**Your objective:** Copy the data that follows exactly. Include no pictures.

begin Extracted records

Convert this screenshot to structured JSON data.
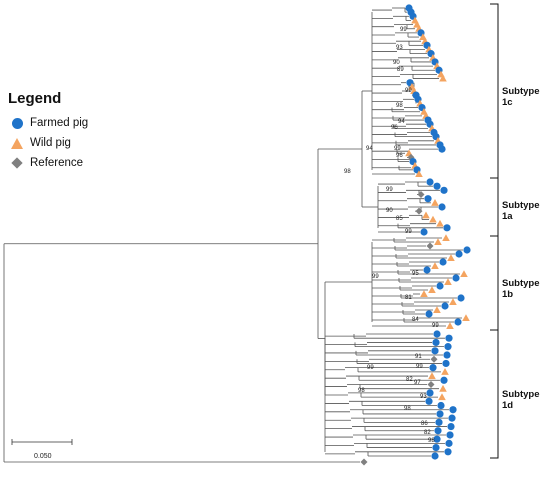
{
  "legend": {
    "title": "Legend",
    "items": [
      {
        "label": "Farmed pig",
        "symbol": "circle",
        "color": "#1f73c9"
      },
      {
        "label": "Wild pig",
        "symbol": "triangle",
        "color": "#f4a460"
      },
      {
        "label": "Reference",
        "symbol": "diamond",
        "color": "#808080"
      }
    ]
  },
  "subtypes": [
    "Subtype 1c",
    "Subtype 1a",
    "Subtype 1b",
    "Subtype 1d"
  ],
  "bootstrap_values": [
    "99",
    "93",
    "90",
    "89",
    "99",
    "98",
    "94",
    "96",
    "99",
    "96",
    "94",
    "98",
    "99",
    "90",
    "85",
    "99",
    "99",
    "95",
    "81",
    "84",
    "99",
    "91",
    "99",
    "82",
    "97",
    "93",
    "98",
    "86",
    "82",
    "98",
    "99",
    "98"
  ],
  "scale_bar": {
    "label": "0.050"
  },
  "colors": {
    "farmed": "#1f73c9",
    "wild": "#f4a460",
    "reference": "#808080",
    "line": "#555555"
  }
}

end Extracted records

**Solution for this task:**
Convert this screenshot to structured JSON data.
{
  "legend": {
    "title": "Legend",
    "items": [
      {
        "label": "Farmed pig",
        "symbol": "circle",
        "color": "#1f73c9"
      },
      {
        "label": "Wild pig",
        "symbol": "triangle",
        "color": "#f4a460"
      },
      {
        "label": "Reference",
        "symbol": "diamond",
        "color": "#808080"
      }
    ]
  },
  "subtypes": [
    "Subtype 1c",
    "Subtype 1a",
    "Subtype 1b",
    "Subtype 1d"
  ],
  "bootstrap_values": [
    "99",
    "93",
    "90",
    "89",
    "99",
    "98",
    "94",
    "96",
    "99",
    "96",
    "94",
    "98",
    "99",
    "90",
    "85",
    "99",
    "99",
    "95",
    "81",
    "84",
    "99",
    "91",
    "99",
    "82",
    "97",
    "93",
    "98",
    "86",
    "82",
    "98",
    "99",
    "98"
  ],
  "scale_bar": {
    "label": "0.050"
  },
  "colors": {
    "farmed": "#1f73c9",
    "wild": "#f4a460",
    "reference": "#808080",
    "line": "#555555"
  }
}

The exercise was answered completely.